▸ Objective
Output every record word for word.
'''
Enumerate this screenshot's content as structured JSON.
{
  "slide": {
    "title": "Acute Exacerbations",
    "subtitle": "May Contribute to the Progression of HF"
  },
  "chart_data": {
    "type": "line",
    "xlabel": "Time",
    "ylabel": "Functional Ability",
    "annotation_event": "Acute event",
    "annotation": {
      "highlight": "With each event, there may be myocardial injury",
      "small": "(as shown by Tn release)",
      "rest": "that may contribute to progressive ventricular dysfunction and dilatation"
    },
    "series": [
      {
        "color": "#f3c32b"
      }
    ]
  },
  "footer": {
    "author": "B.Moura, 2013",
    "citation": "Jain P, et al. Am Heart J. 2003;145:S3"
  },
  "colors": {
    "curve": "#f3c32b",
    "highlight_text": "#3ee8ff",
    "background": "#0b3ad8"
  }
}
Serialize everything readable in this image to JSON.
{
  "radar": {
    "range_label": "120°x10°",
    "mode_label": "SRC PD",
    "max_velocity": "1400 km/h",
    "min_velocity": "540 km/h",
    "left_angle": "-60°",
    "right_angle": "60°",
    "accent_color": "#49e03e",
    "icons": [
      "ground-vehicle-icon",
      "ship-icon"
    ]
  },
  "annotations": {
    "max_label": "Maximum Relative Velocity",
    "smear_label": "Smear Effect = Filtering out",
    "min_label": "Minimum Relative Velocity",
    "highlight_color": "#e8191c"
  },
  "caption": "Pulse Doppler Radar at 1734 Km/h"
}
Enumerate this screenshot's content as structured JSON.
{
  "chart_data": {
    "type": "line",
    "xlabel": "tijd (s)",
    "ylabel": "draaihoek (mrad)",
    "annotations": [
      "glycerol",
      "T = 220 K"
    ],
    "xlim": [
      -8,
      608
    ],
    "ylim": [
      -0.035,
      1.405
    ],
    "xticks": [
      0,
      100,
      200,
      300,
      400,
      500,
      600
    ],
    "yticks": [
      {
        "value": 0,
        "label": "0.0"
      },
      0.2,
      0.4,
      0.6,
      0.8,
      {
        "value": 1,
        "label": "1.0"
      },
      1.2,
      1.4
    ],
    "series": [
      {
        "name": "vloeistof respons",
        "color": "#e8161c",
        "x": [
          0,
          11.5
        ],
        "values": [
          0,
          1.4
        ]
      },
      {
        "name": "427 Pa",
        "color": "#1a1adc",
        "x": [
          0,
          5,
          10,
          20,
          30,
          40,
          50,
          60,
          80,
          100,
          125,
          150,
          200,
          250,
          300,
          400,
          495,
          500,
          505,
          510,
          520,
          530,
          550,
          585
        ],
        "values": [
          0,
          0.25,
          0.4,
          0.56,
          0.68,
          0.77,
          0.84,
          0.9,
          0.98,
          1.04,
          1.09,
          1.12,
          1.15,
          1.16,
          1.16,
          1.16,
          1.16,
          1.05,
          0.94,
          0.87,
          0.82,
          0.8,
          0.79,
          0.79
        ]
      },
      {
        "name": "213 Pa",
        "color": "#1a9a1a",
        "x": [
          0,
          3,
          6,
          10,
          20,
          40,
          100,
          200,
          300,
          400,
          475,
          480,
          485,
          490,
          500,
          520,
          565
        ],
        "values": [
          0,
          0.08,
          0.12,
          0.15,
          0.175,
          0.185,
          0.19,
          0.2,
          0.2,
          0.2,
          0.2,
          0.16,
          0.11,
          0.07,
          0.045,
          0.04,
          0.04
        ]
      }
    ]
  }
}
'''
▸ Solution for this problem
Enumerate this screenshot's content as structured JSON.
{
  "slide": {
    "title": "Acute Exacerbations",
    "subtitle": "May Contribute to the Progression of HF"
  },
  "chart_data": {
    "type": "line",
    "xlabel": "Time",
    "ylabel": "Functional Ability",
    "annotation_event": "Acute event",
    "annotation": {
      "highlight": "With each event, there may be myocardial injury",
      "small": "(as shown by Tn release)",
      "rest": "that may contribute to progressive ventricular dysfunction and dilatation"
    },
    "series": [
      {
        "color": "#f3c32b"
      }
    ]
  },
  "footer": {
    "author": "B.Moura, 2013",
    "citation": "Jain P, et al. Am Heart J. 2003;145:S3"
  },
  "colors": {
    "curve": "#f3c32b",
    "highlight_text": "#3ee8ff",
    "background": "#0b3ad8"
  }
}
Serialize everything readable in this image to JSON.
{
  "radar": {
    "range_label": "120°x10°",
    "mode_label": "SRC PD",
    "max_velocity": "1400 km/h",
    "min_velocity": "540 km/h",
    "left_angle": "-60°",
    "right_angle": "60°",
    "accent_color": "#49e03e",
    "icons": [
      "ground-vehicle-icon",
      "ship-icon"
    ]
  },
  "annotations": {
    "max_label": "Maximum Relative Velocity",
    "smear_label": "Smear Effect = Filtering out",
    "min_label": "Minimum Relative Velocity",
    "highlight_color": "#e8191c"
  },
  "caption": "Pulse Doppler Radar at 1734 Km/h"
}
Enumerate this screenshot's content as structured JSON.
{
  "chart_data": {
    "type": "line",
    "xlabel": "tijd (s)",
    "ylabel": "draaihoek (mrad)",
    "annotations": [
      "glycerol",
      "T = 220 K"
    ],
    "xlim": [
      -8,
      608
    ],
    "ylim": [
      -0.035,
      1.405
    ],
    "xticks": [
      0,
      100,
      200,
      300,
      400,
      500,
      600
    ],
    "yticks": [
      {
        "value": 0,
        "label": "0.0"
      },
      0.2,
      0.4,
      0.6,
      0.8,
      {
        "value": 1,
        "label": "1.0"
      },
      1.2,
      1.4
    ],
    "series": [
      {
        "name": "vloeistof respons",
        "color": "#e8161c",
        "x": [
          0,
          11.5
        ],
        "values": [
          0,
          1.4
        ]
      },
      {
        "name": "427 Pa",
        "color": "#1a1adc",
        "x": [
          0,
          5,
          10,
          20,
          30,
          40,
          50,
          60,
          80,
          100,
          125,
          150,
          200,
          250,
          300,
          400,
          495,
          500,
          505,
          510,
          520,
          530,
          550,
          585
        ],
        "values": [
          0,
          0.25,
          0.4,
          0.56,
          0.68,
          0.77,
          0.84,
          0.9,
          0.98,
          1.04,
          1.09,
          1.12,
          1.15,
          1.16,
          1.16,
          1.16,
          1.16,
          1.05,
          0.94,
          0.87,
          0.82,
          0.8,
          0.79,
          0.79
        ]
      },
      {
        "name": "213 Pa",
        "color": "#1a9a1a",
        "x": [
          0,
          3,
          6,
          10,
          20,
          40,
          100,
          200,
          300,
          400,
          475,
          480,
          485,
          490,
          500,
          520,
          565
        ],
        "values": [
          0,
          0.08,
          0.12,
          0.15,
          0.175,
          0.185,
          0.19,
          0.2,
          0.2,
          0.2,
          0.2,
          0.16,
          0.11,
          0.07,
          0.045,
          0.04,
          0.04
        ]
      }
    ]
  }
}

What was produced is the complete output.